**Goal:**
Below are records to be output exactly, every one of them.

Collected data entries

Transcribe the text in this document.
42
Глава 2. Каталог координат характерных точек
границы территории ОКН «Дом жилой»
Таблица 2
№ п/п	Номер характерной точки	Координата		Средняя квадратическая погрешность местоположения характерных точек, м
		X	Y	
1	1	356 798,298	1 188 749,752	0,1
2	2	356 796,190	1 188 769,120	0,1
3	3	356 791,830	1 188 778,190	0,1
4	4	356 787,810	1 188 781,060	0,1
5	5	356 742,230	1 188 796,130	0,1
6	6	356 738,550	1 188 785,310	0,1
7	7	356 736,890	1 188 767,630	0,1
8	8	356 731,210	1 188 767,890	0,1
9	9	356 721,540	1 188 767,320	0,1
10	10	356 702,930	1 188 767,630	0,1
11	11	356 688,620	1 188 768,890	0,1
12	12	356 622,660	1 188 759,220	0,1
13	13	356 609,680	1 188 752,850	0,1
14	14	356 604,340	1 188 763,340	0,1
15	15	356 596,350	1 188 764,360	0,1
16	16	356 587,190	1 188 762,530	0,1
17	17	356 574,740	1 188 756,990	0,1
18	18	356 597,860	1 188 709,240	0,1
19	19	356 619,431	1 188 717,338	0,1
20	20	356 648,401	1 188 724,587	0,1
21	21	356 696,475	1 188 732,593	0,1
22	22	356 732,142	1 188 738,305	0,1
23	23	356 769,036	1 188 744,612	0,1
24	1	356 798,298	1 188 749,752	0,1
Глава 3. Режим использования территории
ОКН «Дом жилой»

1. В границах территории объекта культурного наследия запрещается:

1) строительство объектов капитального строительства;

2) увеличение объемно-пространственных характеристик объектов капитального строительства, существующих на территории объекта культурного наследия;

**Result for this exercise:**
Transcribe the text in this document.
42
Глава 2. Каталог координат характерных точек
границы территории ОКН «Дом жилой»
Таблица 2
№ п/п	Номер характерной точки	Координата		Средняя квадратическая погрешность местоположения характерных точек, м
		X	Y	
1	1	356 798,298	1 188 749,752	0,1
2	2	356 796,190	1 188 769,120	0,1
3	3	356 791,830	1 188 778,190	0,1
4	4	356 787,810	1 188 781,060	0,1
5	5	356 742,230	1 188 796,130	0,1
6	6	356 738,550	1 188 785,310	0,1
7	7	356 736,890	1 188 767,630	0,1
8	8	356 731,210	1 188 767,890	0,1
9	9	356 721,540	1 188 767,320	0,1
10	10	356 702,930	1 188 767,630	0,1
11	11	356 688,620	1 188 768,890	0,1
12	12	356 622,660	1 188 759,220	0,1
13	13	356 609,680	1 188 752,850	0,1
14	14	356 604,340	1 188 763,340	0,1
15	15	356 596,350	1 188 764,360	0,1
16	16	356 587,190	1 188 762,530	0,1
17	17	356 574,740	1 188 756,990	0,1
18	18	356 597,860	1 188 709,240	0,1
19	19	356 619,431	1 188 717,338	0,1
20	20	356 648,401	1 188 724,587	0,1
21	21	356 696,475	1 188 732,593	0,1
22	22	356 732,142	1 188 738,305	0,1
23	23	356 769,036	1 188 744,612	0,1
24	1	356 798,298	1 188 749,752	0,1
Глава 3. Режим использования территории
ОКН «Дом жилой»

1. В границах территории объекта культурного наследия запрещается:

1) строительство объектов капитального строительства;

2) увеличение объемно-пространственных характеристик объектов капитального строительства, существующих на территории объекта культурного наследия;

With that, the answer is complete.